[Task requirements]: Return the records in full, exactly as given.
--- Start Provided data ---
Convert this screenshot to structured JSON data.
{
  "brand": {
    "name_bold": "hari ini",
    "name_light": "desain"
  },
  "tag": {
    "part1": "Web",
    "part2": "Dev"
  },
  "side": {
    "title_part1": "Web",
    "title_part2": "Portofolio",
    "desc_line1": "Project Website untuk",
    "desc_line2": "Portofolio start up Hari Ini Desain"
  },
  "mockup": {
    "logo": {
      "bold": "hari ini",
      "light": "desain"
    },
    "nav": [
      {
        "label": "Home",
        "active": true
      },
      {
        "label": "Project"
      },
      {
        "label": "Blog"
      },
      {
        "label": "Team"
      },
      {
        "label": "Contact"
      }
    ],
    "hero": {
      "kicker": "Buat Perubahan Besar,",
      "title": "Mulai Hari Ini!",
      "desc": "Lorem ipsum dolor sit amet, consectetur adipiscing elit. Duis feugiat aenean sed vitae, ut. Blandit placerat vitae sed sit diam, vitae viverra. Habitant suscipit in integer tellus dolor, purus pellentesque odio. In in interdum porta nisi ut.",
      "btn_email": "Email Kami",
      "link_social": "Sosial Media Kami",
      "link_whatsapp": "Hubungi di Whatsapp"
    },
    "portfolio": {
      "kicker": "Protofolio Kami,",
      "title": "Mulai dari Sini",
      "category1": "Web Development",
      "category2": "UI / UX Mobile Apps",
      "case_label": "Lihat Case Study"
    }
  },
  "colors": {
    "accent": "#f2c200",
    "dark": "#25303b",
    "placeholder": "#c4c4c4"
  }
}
--- End Provided data ---
[Result below]:
Convert this screenshot to structured JSON data.
{
  "brand": {
    "name_bold": "hari ini",
    "name_light": "desain"
  },
  "tag": {
    "part1": "Web",
    "part2": "Dev"
  },
  "side": {
    "title_part1": "Web",
    "title_part2": "Portofolio",
    "desc_line1": "Project Website untuk",
    "desc_line2": "Portofolio start up Hari Ini Desain"
  },
  "mockup": {
    "logo": {
      "bold": "hari ini",
      "light": "desain"
    },
    "nav": [
      {
        "label": "Home",
        "active": true
      },
      {
        "label": "Project"
      },
      {
        "label": "Blog"
      },
      {
        "label": "Team"
      },
      {
        "label": "Contact"
      }
    ],
    "hero": {
      "kicker": "Buat Perubahan Besar,",
      "title": "Mulai Hari Ini!",
      "desc": "Lorem ipsum dolor sit amet, consectetur adipiscing elit. Duis feugiat aenean sed vitae, ut. Blandit placerat vitae sed sit diam, vitae viverra. Habitant suscipit in integer tellus dolor, purus pellentesque odio. In in interdum porta nisi ut.",
      "btn_email": "Email Kami",
      "link_social": "Sosial Media Kami",
      "link_whatsapp": "Hubungi di Whatsapp"
    },
    "portfolio": {
      "kicker": "Protofolio Kami,",
      "title": "Mulai dari Sini",
      "category1": "Web Development",
      "category2": "UI / UX Mobile Apps",
      "case_label": "Lihat Case Study"
    }
  },
  "colors": {
    "accent": "#f2c200",
    "dark": "#25303b",
    "placeholder": "#c4c4c4"
  }
}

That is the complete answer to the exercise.